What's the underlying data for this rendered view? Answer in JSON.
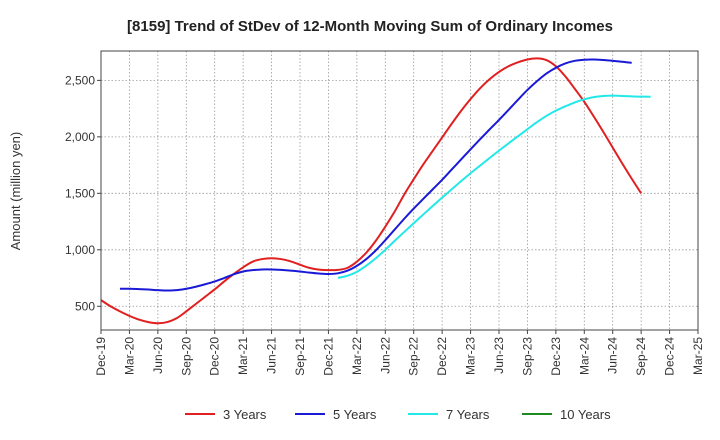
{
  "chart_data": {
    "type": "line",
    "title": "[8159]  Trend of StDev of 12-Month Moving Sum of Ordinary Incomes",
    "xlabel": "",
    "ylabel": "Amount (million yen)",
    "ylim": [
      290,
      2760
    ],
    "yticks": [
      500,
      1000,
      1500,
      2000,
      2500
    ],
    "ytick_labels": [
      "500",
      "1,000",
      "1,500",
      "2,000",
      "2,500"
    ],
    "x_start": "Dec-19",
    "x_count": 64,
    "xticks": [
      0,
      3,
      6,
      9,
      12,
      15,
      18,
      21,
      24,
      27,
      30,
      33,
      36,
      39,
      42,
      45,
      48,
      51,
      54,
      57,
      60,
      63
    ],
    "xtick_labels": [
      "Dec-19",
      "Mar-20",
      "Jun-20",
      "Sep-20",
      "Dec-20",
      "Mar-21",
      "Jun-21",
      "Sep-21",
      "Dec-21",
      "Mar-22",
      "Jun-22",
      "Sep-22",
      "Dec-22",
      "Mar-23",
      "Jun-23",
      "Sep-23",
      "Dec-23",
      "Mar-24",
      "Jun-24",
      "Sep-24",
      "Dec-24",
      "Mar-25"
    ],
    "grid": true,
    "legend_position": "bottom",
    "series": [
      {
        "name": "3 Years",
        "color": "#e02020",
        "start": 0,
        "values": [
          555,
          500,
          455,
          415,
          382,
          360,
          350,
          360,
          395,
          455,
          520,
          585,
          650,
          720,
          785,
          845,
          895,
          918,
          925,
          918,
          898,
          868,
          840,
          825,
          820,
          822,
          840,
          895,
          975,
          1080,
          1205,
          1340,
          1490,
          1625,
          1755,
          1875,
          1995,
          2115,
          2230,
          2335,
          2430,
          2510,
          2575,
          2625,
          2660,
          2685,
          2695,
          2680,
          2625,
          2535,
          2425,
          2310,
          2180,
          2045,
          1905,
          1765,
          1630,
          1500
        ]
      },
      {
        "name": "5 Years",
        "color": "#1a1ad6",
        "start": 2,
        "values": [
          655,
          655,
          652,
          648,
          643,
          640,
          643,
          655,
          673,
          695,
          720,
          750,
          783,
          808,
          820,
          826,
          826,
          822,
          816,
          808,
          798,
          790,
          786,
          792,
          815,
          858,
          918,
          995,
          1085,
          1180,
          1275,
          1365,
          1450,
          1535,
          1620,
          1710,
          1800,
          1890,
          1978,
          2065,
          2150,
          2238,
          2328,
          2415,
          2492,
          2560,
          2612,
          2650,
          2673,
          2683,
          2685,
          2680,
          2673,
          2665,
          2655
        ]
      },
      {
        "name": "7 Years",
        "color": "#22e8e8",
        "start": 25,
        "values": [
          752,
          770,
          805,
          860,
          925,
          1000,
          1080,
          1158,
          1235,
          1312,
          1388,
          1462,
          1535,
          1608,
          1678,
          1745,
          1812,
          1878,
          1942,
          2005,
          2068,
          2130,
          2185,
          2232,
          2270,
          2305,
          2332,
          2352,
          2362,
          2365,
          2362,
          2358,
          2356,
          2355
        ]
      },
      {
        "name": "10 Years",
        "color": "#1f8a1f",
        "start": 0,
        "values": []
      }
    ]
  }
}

*Work instructions*:
Write the material out again exactly as it appears, dropping the pictures.

*Solution to this task*:
What's the underlying data for this rendered view? Answer in JSON.
{
  "chart_data": {
    "type": "line",
    "title": "[8159]  Trend of StDev of 12-Month Moving Sum of Ordinary Incomes",
    "xlabel": "",
    "ylabel": "Amount (million yen)",
    "ylim": [
      290,
      2760
    ],
    "yticks": [
      500,
      1000,
      1500,
      2000,
      2500
    ],
    "ytick_labels": [
      "500",
      "1,000",
      "1,500",
      "2,000",
      "2,500"
    ],
    "x_start": "Dec-19",
    "x_count": 64,
    "xticks": [
      0,
      3,
      6,
      9,
      12,
      15,
      18,
      21,
      24,
      27,
      30,
      33,
      36,
      39,
      42,
      45,
      48,
      51,
      54,
      57,
      60,
      63
    ],
    "xtick_labels": [
      "Dec-19",
      "Mar-20",
      "Jun-20",
      "Sep-20",
      "Dec-20",
      "Mar-21",
      "Jun-21",
      "Sep-21",
      "Dec-21",
      "Mar-22",
      "Jun-22",
      "Sep-22",
      "Dec-22",
      "Mar-23",
      "Jun-23",
      "Sep-23",
      "Dec-23",
      "Mar-24",
      "Jun-24",
      "Sep-24",
      "Dec-24",
      "Mar-25"
    ],
    "grid": true,
    "legend_position": "bottom",
    "series": [
      {
        "name": "3 Years",
        "color": "#e02020",
        "start": 0,
        "values": [
          555,
          500,
          455,
          415,
          382,
          360,
          350,
          360,
          395,
          455,
          520,
          585,
          650,
          720,
          785,
          845,
          895,
          918,
          925,
          918,
          898,
          868,
          840,
          825,
          820,
          822,
          840,
          895,
          975,
          1080,
          1205,
          1340,
          1490,
          1625,
          1755,
          1875,
          1995,
          2115,
          2230,
          2335,
          2430,
          2510,
          2575,
          2625,
          2660,
          2685,
          2695,
          2680,
          2625,
          2535,
          2425,
          2310,
          2180,
          2045,
          1905,
          1765,
          1630,
          1500
        ]
      },
      {
        "name": "5 Years",
        "color": "#1a1ad6",
        "start": 2,
        "values": [
          655,
          655,
          652,
          648,
          643,
          640,
          643,
          655,
          673,
          695,
          720,
          750,
          783,
          808,
          820,
          826,
          826,
          822,
          816,
          808,
          798,
          790,
          786,
          792,
          815,
          858,
          918,
          995,
          1085,
          1180,
          1275,
          1365,
          1450,
          1535,
          1620,
          1710,
          1800,
          1890,
          1978,
          2065,
          2150,
          2238,
          2328,
          2415,
          2492,
          2560,
          2612,
          2650,
          2673,
          2683,
          2685,
          2680,
          2673,
          2665,
          2655
        ]
      },
      {
        "name": "7 Years",
        "color": "#22e8e8",
        "start": 25,
        "values": [
          752,
          770,
          805,
          860,
          925,
          1000,
          1080,
          1158,
          1235,
          1312,
          1388,
          1462,
          1535,
          1608,
          1678,
          1745,
          1812,
          1878,
          1942,
          2005,
          2068,
          2130,
          2185,
          2232,
          2270,
          2305,
          2332,
          2352,
          2362,
          2365,
          2362,
          2358,
          2356,
          2355
        ]
      },
      {
        "name": "10 Years",
        "color": "#1f8a1f",
        "start": 0,
        "values": []
      }
    ]
  }
}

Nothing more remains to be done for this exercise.